- **Task goal**:
Produce a verbatim copy of the entries listed below.

++++ Provided data ++++

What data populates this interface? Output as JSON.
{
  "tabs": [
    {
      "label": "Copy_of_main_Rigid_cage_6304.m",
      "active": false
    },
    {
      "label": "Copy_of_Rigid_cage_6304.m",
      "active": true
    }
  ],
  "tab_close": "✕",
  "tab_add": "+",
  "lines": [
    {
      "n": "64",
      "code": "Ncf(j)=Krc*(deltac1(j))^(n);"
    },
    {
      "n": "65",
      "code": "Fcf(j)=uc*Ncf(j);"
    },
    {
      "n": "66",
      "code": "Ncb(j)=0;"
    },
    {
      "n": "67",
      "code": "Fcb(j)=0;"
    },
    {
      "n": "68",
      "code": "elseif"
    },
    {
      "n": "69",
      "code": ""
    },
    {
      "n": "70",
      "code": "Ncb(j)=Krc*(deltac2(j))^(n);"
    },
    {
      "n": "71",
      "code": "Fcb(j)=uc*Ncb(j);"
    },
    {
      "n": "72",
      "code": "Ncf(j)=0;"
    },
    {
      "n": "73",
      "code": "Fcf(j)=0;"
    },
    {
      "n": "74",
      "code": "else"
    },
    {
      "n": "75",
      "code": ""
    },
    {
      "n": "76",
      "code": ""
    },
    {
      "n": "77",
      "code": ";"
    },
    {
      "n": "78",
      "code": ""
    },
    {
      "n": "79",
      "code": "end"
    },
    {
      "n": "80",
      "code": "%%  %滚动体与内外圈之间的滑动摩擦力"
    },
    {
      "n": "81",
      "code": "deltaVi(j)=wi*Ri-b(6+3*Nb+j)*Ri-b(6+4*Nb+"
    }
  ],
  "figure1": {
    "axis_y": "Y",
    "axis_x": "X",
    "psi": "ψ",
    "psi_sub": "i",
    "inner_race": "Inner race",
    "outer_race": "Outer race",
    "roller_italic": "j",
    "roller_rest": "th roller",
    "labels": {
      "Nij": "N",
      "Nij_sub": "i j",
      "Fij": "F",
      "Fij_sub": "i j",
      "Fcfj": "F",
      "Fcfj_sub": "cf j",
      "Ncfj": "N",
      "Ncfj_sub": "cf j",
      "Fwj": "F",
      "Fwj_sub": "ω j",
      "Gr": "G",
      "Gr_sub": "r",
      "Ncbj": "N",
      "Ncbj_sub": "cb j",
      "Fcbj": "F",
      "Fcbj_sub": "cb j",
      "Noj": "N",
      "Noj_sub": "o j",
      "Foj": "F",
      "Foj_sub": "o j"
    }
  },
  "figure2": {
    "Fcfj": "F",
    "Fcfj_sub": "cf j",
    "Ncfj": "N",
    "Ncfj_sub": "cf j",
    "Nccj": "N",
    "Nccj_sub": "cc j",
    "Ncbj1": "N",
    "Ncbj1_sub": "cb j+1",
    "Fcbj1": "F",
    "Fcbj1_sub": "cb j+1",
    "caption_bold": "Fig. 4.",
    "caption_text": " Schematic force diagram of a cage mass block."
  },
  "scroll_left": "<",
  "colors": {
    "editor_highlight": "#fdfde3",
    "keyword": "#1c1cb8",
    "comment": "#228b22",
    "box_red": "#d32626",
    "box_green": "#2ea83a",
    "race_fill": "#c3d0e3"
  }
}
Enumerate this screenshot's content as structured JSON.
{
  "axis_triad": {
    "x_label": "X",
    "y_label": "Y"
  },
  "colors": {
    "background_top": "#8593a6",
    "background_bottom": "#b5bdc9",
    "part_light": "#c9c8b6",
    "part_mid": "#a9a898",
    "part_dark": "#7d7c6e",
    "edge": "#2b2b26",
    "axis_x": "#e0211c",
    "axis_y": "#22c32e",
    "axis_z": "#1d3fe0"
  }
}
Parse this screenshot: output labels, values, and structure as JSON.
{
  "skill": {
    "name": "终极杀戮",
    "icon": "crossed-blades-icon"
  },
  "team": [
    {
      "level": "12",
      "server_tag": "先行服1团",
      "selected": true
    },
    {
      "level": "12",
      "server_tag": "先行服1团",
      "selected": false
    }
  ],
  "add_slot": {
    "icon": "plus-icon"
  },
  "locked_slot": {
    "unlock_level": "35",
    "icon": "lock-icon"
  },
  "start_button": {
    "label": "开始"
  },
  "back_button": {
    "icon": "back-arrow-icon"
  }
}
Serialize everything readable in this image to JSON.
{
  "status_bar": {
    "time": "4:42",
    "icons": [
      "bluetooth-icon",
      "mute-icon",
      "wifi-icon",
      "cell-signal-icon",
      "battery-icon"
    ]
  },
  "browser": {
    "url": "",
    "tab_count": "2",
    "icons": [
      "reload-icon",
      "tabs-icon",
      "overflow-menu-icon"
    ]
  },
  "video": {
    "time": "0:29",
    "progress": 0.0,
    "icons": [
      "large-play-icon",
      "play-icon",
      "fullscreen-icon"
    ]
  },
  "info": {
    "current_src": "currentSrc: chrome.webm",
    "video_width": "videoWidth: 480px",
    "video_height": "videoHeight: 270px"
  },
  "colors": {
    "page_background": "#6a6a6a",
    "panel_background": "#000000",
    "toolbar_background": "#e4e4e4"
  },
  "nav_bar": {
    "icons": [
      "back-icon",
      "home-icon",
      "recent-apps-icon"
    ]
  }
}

++++

- **Answer in full**:
What data populates this interface? Output as JSON.
{
  "tabs": [
    {
      "label": "Copy_of_main_Rigid_cage_6304.m",
      "active": false
    },
    {
      "label": "Copy_of_Rigid_cage_6304.m",
      "active": true
    }
  ],
  "tab_close": "✕",
  "tab_add": "+",
  "lines": [
    {
      "n": "64",
      "code": "Ncf(j)=Krc*(deltac1(j))^(n);"
    },
    {
      "n": "65",
      "code": "Fcf(j)=uc*Ncf(j);"
    },
    {
      "n": "66",
      "code": "Ncb(j)=0;"
    },
    {
      "n": "67",
      "code": "Fcb(j)=0;"
    },
    {
      "n": "68",
      "code": "elseif"
    },
    {
      "n": "69",
      "code": ""
    },
    {
      "n": "70",
      "code": "Ncb(j)=Krc*(deltac2(j))^(n);"
    },
    {
      "n": "71",
      "code": "Fcb(j)=uc*Ncb(j);"
    },
    {
      "n": "72",
      "code": "Ncf(j)=0;"
    },
    {
      "n": "73",
      "code": "Fcf(j)=0;"
    },
    {
      "n": "74",
      "code": "else"
    },
    {
      "n": "75",
      "code": ""
    },
    {
      "n": "76",
      "code": ""
    },
    {
      "n": "77",
      "code": ";"
    },
    {
      "n": "78",
      "code": ""
    },
    {
      "n": "79",
      "code": "end"
    },
    {
      "n": "80",
      "code": "%%  %滚动体与内外圈之间的滑动摩擦力"
    },
    {
      "n": "81",
      "code": "deltaVi(j)=wi*Ri-b(6+3*Nb+j)*Ri-b(6+4*Nb+"
    }
  ],
  "figure1": {
    "axis_y": "Y",
    "axis_x": "X",
    "psi": "ψ",
    "psi_sub": "i",
    "inner_race": "Inner race",
    "outer_race": "Outer race",
    "roller_italic": "j",
    "roller_rest": "th roller",
    "labels": {
      "Nij": "N",
      "Nij_sub": "i j",
      "Fij": "F",
      "Fij_sub": "i j",
      "Fcfj": "F",
      "Fcfj_sub": "cf j",
      "Ncfj": "N",
      "Ncfj_sub": "cf j",
      "Fwj": "F",
      "Fwj_sub": "ω j",
      "Gr": "G",
      "Gr_sub": "r",
      "Ncbj": "N",
      "Ncbj_sub": "cb j",
      "Fcbj": "F",
      "Fcbj_sub": "cb j",
      "Noj": "N",
      "Noj_sub": "o j",
      "Foj": "F",
      "Foj_sub": "o j"
    }
  },
  "figure2": {
    "Fcfj": "F",
    "Fcfj_sub": "cf j",
    "Ncfj": "N",
    "Ncfj_sub": "cf j",
    "Nccj": "N",
    "Nccj_sub": "cc j",
    "Ncbj1": "N",
    "Ncbj1_sub": "cb j+1",
    "Fcbj1": "F",
    "Fcbj1_sub": "cb j+1",
    "caption_bold": "Fig. 4.",
    "caption_text": " Schematic force diagram of a cage mass block."
  },
  "scroll_left": "<",
  "colors": {
    "editor_highlight": "#fdfde3",
    "keyword": "#1c1cb8",
    "comment": "#228b22",
    "box_red": "#d32626",
    "box_green": "#2ea83a",
    "race_fill": "#c3d0e3"
  }
}
Enumerate this screenshot's content as structured JSON.
{
  "axis_triad": {
    "x_label": "X",
    "y_label": "Y"
  },
  "colors": {
    "background_top": "#8593a6",
    "background_bottom": "#b5bdc9",
    "part_light": "#c9c8b6",
    "part_mid": "#a9a898",
    "part_dark": "#7d7c6e",
    "edge": "#2b2b26",
    "axis_x": "#e0211c",
    "axis_y": "#22c32e",
    "axis_z": "#1d3fe0"
  }
}
Parse this screenshot: output labels, values, and structure as JSON.
{
  "skill": {
    "name": "终极杀戮",
    "icon": "crossed-blades-icon"
  },
  "team": [
    {
      "level": "12",
      "server_tag": "先行服1团",
      "selected": true
    },
    {
      "level": "12",
      "server_tag": "先行服1团",
      "selected": false
    }
  ],
  "add_slot": {
    "icon": "plus-icon"
  },
  "locked_slot": {
    "unlock_level": "35",
    "icon": "lock-icon"
  },
  "start_button": {
    "label": "开始"
  },
  "back_button": {
    "icon": "back-arrow-icon"
  }
}
Serialize everything readable in this image to JSON.
{
  "status_bar": {
    "time": "4:42",
    "icons": [
      "bluetooth-icon",
      "mute-icon",
      "wifi-icon",
      "cell-signal-icon",
      "battery-icon"
    ]
  },
  "browser": {
    "url": "",
    "tab_count": "2",
    "icons": [
      "reload-icon",
      "tabs-icon",
      "overflow-menu-icon"
    ]
  },
  "video": {
    "time": "0:29",
    "progress": 0.0,
    "icons": [
      "large-play-icon",
      "play-icon",
      "fullscreen-icon"
    ]
  },
  "info": {
    "current_src": "currentSrc: chrome.webm",
    "video_width": "videoWidth: 480px",
    "video_height": "videoHeight: 270px"
  },
  "colors": {
    "page_background": "#6a6a6a",
    "panel_background": "#000000",
    "toolbar_background": "#e4e4e4"
  },
  "nav_bar": {
    "icons": [
      "back-icon",
      "home-icon",
      "recent-apps-icon"
    ]
  }
}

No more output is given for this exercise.